Aim of the exercise: List the three kinds of new conditions into which the abstract below on the spread of Barley Yellow Dwarf Virus introduced the pathogen.

---------- Selected excerpt ----------

Pathogen spread rates are determined, in part, by the performance of pathogens under altered environmental conditions and their ability to persist while switching among hosts and vectors. To determine the effects of new conditions (host, vector, and nutrient) on pathogen spread rate, we introduced a vector-borne viral plant pathogen, Barley Yellow Dwarf Virus PAV (BYDV-PAV) into hosts, vectors, and host nutrient supplies that it had not encountered for thousands of viral generations. We quantified pathogen prevalence over the course of two serial inoculations under the new conditions. Using individual-level transmission rates from this experiment, we parameterized a dynamical model of disease spread and projected spread across host populations through a growing season. A change in nutrient conditions (increased supply of phosphorus) reduced viral transmission whereas shifting to a new vector or host species had no effect on infection prevalence. However, the reduction in the new nutrient environment was only temporary; infection prevalence recovered after the second inoculation. Synthesis. These results highlight how robust the pathogen, BYDV-PAV, is to changes in its biotic and abiotic environment. Our study also highlights the need to quantify longitudinal infection information beyond snapshot assessments to project disease risk for pathogens in new environments.

---------- Entries supplied ----------

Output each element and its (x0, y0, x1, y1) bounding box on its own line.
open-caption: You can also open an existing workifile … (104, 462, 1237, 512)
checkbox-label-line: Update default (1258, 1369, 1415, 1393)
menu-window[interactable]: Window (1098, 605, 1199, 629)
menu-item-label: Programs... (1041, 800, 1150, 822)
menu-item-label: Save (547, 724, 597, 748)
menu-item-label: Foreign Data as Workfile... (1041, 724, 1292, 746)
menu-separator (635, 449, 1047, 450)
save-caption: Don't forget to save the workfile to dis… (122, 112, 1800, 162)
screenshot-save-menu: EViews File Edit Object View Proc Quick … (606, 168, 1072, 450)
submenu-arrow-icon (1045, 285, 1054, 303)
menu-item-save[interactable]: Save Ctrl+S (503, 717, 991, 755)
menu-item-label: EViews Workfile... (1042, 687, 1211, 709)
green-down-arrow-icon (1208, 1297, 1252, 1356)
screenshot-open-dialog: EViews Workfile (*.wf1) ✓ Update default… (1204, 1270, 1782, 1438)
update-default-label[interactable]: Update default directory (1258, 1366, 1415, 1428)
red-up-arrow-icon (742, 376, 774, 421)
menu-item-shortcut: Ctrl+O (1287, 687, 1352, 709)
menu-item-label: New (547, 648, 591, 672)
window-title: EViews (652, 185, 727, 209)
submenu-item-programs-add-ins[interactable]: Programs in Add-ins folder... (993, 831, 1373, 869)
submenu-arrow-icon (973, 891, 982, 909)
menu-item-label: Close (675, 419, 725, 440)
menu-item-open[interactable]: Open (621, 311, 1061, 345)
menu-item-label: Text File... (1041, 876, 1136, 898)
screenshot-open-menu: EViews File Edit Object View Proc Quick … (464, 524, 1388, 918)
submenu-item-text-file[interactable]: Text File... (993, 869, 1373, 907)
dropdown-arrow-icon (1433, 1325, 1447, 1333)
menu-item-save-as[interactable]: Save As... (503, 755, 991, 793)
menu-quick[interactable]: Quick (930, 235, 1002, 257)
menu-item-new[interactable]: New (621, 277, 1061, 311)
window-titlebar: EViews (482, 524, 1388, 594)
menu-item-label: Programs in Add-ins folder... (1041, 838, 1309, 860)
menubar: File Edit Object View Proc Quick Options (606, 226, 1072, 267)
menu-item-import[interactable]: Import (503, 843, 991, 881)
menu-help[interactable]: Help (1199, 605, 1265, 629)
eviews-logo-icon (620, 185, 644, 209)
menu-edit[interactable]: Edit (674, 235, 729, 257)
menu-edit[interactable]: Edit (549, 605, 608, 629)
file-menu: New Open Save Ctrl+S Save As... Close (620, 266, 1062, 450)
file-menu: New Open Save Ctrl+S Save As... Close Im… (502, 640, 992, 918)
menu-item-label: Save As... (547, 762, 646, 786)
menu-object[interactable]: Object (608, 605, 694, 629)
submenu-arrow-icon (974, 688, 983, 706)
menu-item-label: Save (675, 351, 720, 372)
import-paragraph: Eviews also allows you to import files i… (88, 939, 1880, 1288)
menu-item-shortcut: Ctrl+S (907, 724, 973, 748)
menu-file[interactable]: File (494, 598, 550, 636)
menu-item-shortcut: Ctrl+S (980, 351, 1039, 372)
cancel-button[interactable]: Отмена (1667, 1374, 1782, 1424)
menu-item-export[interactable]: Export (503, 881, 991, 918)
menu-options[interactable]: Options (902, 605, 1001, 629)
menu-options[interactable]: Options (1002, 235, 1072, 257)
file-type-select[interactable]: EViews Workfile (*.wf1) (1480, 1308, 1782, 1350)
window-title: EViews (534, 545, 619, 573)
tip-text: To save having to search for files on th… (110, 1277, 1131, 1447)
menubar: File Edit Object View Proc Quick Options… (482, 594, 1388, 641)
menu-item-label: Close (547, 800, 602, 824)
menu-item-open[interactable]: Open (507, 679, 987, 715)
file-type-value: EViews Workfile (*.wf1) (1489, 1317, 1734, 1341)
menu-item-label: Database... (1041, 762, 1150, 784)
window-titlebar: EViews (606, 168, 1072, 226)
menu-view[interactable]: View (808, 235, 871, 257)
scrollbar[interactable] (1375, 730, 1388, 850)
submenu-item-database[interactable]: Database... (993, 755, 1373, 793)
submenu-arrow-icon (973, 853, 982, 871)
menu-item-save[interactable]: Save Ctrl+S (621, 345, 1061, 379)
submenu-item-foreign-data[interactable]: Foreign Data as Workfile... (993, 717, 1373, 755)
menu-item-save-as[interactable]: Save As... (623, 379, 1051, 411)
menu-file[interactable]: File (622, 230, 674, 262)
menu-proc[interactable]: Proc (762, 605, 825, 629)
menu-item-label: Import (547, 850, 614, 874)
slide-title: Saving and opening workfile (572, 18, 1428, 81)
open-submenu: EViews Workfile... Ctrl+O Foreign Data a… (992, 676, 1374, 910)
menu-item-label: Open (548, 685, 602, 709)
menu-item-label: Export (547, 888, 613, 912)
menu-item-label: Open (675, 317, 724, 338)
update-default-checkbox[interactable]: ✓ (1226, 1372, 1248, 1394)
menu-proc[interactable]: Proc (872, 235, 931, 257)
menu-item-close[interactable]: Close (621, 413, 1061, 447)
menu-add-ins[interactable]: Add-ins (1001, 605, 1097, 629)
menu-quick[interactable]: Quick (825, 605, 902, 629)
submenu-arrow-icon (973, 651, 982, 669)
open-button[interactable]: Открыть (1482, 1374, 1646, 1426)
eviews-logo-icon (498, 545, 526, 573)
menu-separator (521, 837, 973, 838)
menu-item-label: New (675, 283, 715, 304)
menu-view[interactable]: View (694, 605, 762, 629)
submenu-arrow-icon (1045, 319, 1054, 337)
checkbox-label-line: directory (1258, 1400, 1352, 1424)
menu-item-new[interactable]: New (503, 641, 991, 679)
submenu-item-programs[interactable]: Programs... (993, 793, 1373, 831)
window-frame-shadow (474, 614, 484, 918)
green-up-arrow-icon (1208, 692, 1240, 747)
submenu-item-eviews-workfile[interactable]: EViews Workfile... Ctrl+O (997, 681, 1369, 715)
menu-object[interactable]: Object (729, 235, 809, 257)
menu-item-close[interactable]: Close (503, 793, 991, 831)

----------

Answer to this task: Host, vector, and nutrient (host nutrient supplies).